KABARBURSA.COM - Indeks Harga Saham Gabungan (IHSG) melanjutkan penurunannya pada awal perdagangan sesi II, Kamis, 22 Agustus 2024, di tengah ketegangan politik domestik yang semakin memanas.
Pada pukul 13:30 WIB, IHSG turun 0,54 persen ke posisi 7.518,62. Indeks masih berada di level psikologis 7.500 hingga sesi II hari ini.
Nilai transaksi indeks pada awal sesi II hari ini mencapai sekitar Rp 32 triliun dengan volume transaksi sebesar 11 miliar lembar saham dan dilakukan sebanyak 635.517 kali. Dari total saham yang diperdagangkan, 204 saham menguat, 339 saham mengalami penurunan, dan 232 saham tidak mengalami perubahan.
Adapun IHSG terpantau melemah pada akhir perdagangan sesi I hari ini. Hingga pukul 12:00 WIB, IHSG melemah 0,57 persen ke posisi 7.511,29, meski terkoreksi, tetapi IHSG masih berada di level psikologis 7.500.
Hingga akhir sesi I hari ini, perdagangan IHSG cukup ramai, di mana nilai transaksi indeks pada sesi I hari ini sudah mencapai sekitar Rp 31,8 triliun dengan volume transaksi mencapai 11 miliar lembar saham dan sudah ditransaksikan sebanyak 623.538 kali. Sebanyak 205 saham menguat, 350 saham terkoreksi, dan 219 saham stagnan.
IHSG mengalami penurunan di tengah aksi demonstrasi besar-besaran oleh Badan Eksekutif Mahasiswa (BEM) Seluruh Indonesia (SI) dan para buruh yang menentang revisi Undang-Undang (UU) Pilkada yang dilakukan oleh Panitia Kerja (Panja) revisi UU Pilkada Badan Legislasi (Baleg) DPR RI.

PETUNJUK PENGERJAAN:
1. Jawablah pertanyaan berikut berdasarkan berita IHSG di atas.
(a) Di posisi berapa IHSG berada pada pukul 13:30 WIB?
(b) Berapa saham yang menguat hingga akhir sesi I?
(c) Siapa saja yang melakukan aksi demonstrasi besar-besaran menentang revisi UU Pilkada?
2. Tulislah lanjutan berita IHSG di atas, dimulai setelah kalimat terakhirnya.

KUTIPAN DAFTAR:
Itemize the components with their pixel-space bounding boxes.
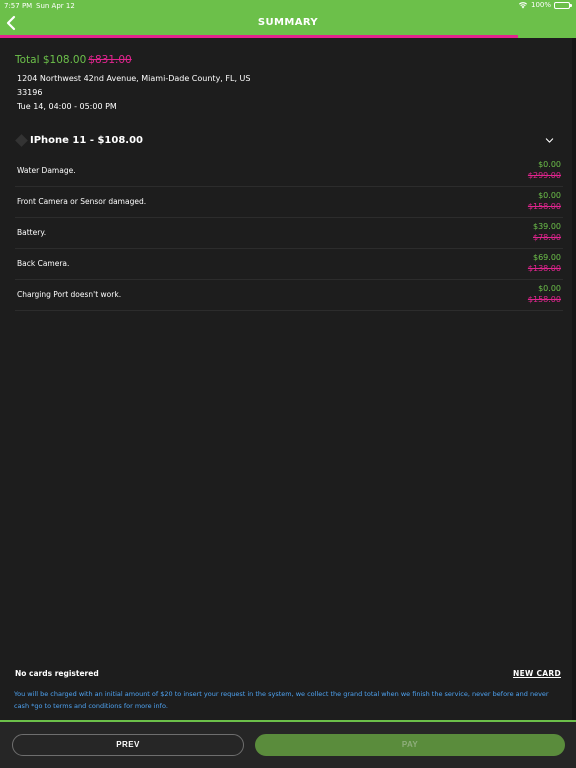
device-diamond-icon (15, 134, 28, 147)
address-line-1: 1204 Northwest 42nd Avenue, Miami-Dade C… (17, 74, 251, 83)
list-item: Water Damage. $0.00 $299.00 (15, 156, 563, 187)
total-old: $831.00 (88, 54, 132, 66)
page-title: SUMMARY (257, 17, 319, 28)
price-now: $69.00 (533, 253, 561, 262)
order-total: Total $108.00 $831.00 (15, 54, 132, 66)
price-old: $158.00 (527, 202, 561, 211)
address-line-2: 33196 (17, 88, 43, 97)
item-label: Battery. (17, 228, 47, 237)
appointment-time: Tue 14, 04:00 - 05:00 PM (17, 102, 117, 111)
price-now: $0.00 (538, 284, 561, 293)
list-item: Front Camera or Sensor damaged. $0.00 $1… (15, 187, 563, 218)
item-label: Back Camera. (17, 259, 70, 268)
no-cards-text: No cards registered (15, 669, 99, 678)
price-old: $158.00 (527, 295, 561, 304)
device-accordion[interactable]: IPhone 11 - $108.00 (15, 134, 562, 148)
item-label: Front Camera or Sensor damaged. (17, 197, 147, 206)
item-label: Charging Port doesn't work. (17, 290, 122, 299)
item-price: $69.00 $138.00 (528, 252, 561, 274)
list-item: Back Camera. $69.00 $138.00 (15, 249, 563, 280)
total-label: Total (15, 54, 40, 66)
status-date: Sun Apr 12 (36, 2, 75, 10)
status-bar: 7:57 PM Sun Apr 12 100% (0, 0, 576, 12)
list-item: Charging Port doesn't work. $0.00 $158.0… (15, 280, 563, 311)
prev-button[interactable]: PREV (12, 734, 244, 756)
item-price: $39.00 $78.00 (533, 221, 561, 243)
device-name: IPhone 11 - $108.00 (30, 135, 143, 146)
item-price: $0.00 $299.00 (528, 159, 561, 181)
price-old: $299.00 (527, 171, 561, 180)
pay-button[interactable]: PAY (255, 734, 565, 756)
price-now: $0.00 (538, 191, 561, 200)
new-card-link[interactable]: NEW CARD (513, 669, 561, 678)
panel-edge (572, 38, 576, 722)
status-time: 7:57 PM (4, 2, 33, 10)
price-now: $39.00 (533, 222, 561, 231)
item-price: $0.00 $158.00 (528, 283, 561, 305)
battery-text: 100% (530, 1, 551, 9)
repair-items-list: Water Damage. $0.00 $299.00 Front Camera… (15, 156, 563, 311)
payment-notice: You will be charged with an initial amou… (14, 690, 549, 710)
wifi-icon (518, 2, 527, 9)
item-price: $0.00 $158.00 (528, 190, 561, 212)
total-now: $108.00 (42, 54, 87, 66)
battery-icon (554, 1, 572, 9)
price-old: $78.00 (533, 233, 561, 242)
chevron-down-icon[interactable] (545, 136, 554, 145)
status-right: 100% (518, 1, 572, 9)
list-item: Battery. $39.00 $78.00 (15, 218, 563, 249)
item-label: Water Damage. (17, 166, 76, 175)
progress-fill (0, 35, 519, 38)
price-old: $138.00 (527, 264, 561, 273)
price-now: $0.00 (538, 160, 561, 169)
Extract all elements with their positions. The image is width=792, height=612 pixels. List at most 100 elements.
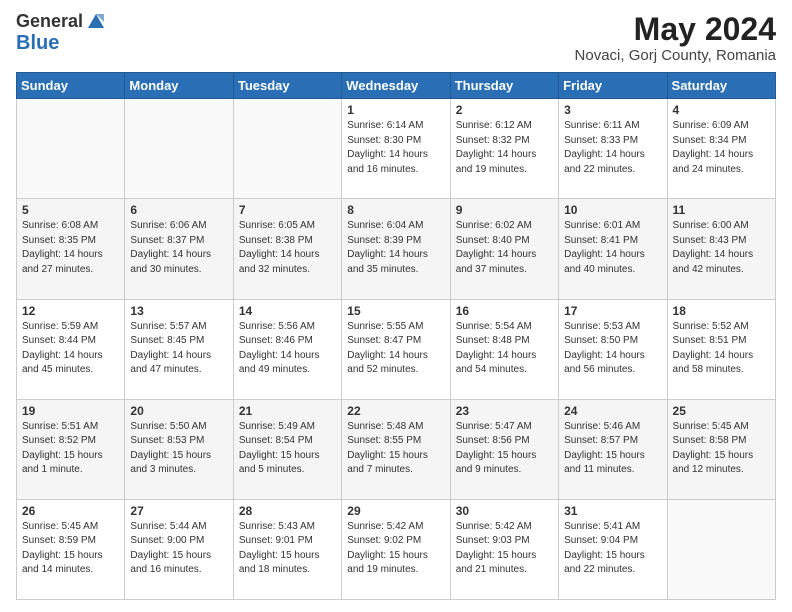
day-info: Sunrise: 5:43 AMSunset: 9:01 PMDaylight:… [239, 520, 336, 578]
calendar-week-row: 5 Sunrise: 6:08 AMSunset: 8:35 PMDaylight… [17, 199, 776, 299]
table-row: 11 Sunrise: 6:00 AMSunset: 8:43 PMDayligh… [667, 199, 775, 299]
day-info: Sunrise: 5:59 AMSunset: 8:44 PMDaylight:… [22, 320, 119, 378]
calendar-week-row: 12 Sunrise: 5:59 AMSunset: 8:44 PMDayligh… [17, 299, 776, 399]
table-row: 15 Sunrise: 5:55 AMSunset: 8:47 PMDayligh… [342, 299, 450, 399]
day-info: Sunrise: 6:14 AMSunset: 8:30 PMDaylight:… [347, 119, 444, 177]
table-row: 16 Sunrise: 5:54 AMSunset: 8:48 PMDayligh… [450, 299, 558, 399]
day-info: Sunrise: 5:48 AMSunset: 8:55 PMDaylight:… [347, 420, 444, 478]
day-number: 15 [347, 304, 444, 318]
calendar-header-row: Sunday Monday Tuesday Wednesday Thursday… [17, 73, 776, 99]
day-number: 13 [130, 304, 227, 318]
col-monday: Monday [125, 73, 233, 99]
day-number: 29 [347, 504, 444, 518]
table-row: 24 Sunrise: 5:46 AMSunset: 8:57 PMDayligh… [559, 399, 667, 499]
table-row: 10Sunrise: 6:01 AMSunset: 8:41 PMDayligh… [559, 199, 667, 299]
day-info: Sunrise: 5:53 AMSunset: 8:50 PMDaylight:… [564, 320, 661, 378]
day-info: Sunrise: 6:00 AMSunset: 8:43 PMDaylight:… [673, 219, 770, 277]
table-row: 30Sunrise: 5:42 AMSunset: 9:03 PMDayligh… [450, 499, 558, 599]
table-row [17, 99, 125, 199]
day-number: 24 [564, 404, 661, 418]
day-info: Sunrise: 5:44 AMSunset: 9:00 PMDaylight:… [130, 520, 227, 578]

JAWABAN BERURUTAN:
1.
(a) 7.518,62, turun 0,54 persen.
(b) 205 saham.
(c) Badan Eksekutif Mahasiswa (BEM) Seluruh Indonesia (SI) dan para buruh.

2.
Ekonom dari Sucor Sekuritas, Ahmad Mikail, mengungkapkan bahwa situasi politik saat ini menyebabkan ketidakpastian yang membuat investor cemas. Ketika DPR membuat keputusan yang berbeda dari Mahkamah Konstitusi, ada kemungkinan hasil Pilkada dapat dibatalkan.
"Politik saat ini menciptakan ketakutan karena ketidakpastian tinggi. Jika DPR berbeda dari keputusan MK, ada risiko Pilkada diulang," katanya.
"Jika terjadi judicial review ke MK, MK mungkin bisa membatalkan hasil Pilkada jika dianggap bertentangan dengan putusan MK. Ini menyebabkan ketidakpastian politik," jelas Ahmad.
Pendapat serupa juga disampaikan oleh Ekonom Senior UI, Telisa Aulia Falianty. Ia mengatakan seharusnya kondisi global yang positif memberikan dorongan bagi IHSG dan rupiah untuk bergerak ke arah yang lebih baik.
"Secara global, situasinya sebenarnya bagus karena The Fed menjadi lebih dovish. Namun, politik domestik justru membuat keadaan menjadi menurun," ungkapnya.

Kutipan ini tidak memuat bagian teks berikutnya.